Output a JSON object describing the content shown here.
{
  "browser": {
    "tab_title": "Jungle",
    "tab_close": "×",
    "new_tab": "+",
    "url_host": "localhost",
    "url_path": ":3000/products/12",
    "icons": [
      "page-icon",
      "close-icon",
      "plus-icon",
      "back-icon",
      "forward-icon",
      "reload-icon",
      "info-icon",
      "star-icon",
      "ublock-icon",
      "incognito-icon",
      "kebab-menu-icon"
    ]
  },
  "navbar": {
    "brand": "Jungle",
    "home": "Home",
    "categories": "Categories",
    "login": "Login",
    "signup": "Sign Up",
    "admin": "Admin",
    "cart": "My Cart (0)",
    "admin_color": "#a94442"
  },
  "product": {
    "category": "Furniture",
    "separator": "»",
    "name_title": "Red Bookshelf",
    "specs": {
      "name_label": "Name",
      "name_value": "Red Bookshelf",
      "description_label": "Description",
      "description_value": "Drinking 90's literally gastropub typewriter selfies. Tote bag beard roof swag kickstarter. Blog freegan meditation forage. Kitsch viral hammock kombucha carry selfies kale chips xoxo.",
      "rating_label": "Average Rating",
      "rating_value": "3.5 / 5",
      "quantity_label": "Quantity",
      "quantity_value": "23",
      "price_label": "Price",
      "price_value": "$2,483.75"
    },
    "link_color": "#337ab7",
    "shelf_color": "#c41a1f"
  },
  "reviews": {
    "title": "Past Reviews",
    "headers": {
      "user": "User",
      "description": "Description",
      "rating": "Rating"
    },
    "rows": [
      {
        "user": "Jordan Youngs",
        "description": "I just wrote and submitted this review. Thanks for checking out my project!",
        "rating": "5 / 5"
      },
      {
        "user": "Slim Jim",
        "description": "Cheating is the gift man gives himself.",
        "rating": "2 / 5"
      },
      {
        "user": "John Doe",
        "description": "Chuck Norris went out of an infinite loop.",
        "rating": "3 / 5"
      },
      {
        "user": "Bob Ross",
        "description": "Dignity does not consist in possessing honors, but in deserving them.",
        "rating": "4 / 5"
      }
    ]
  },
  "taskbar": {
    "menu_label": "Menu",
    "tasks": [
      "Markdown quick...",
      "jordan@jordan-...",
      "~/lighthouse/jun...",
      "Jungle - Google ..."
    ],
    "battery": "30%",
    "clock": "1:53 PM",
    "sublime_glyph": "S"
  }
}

• **Task to carry out**: Down to the last line, retype the entries above exactly.

• **Exercise answer**:
Output a JSON object describing the content shown here.
{
  "browser": {
    "tab_title": "Jungle",
    "tab_close": "×",
    "new_tab": "+",
    "url_host": "localhost",
    "url_path": ":3000/products/12",
    "icons": [
      "page-icon",
      "close-icon",
      "plus-icon",
      "back-icon",
      "forward-icon",
      "reload-icon",
      "info-icon",
      "star-icon",
      "ublock-icon",
      "incognito-icon",
      "kebab-menu-icon"
    ]
  },
  "navbar": {
    "brand": "Jungle",
    "home": "Home",
    "categories": "Categories",
    "login": "Login",
    "signup": "Sign Up",
    "admin": "Admin",
    "cart": "My Cart (0)",
    "admin_color": "#a94442"
  },
  "product": {
    "category": "Furniture",
    "separator": "»",
    "name_title": "Red Bookshelf",
    "specs": {
      "name_label": "Name",
      "name_value": "Red Bookshelf",
      "description_label": "Description",
      "description_value": "Drinking 90's literally gastropub typewriter selfies. Tote bag beard roof swag kickstarter. Blog freegan meditation forage. Kitsch viral hammock kombucha carry selfies kale chips xoxo.",
      "rating_label": "Average Rating",
      "rating_value": "3.5 / 5",
      "quantity_label": "Quantity",
      "quantity_value": "23",
      "price_label": "Price",
      "price_value": "$2,483.75"
    },
    "link_color": "#337ab7",
    "shelf_color": "#c41a1f"
  },
  "reviews": {
    "title": "Past Reviews",
    "headers": {
      "user": "User",
      "description": "Description",
      "rating": "Rating"
    },
    "rows": [
      {
        "user": "Jordan Youngs",
        "description": "I just wrote and submitted this review. Thanks for checking out my project!",
        "rating": "5 / 5"
      },
      {
        "user": "Slim Jim",
        "description": "Cheating is the gift man gives himself.",
        "rating": "2 / 5"
      },
      {
        "user": "John Doe",
        "description": "Chuck Norris went out of an infinite loop.",
        "rating": "3 / 5"
      },
      {
        "user": "Bob Ross",
        "description": "Dignity does not consist in possessing honors, but in deserving them.",
        "rating": "4 / 5"
      }
    ]
  },
  "taskbar": {
    "menu_label": "Menu",
    "tasks": [
      "Markdown quick...",
      "jordan@jordan-...",
      "~/lighthouse/jun...",
      "Jungle - Google ..."
    ],
    "battery": "30%",
    "clock": "1:53 PM",
    "sublime_glyph": "S"
  }
}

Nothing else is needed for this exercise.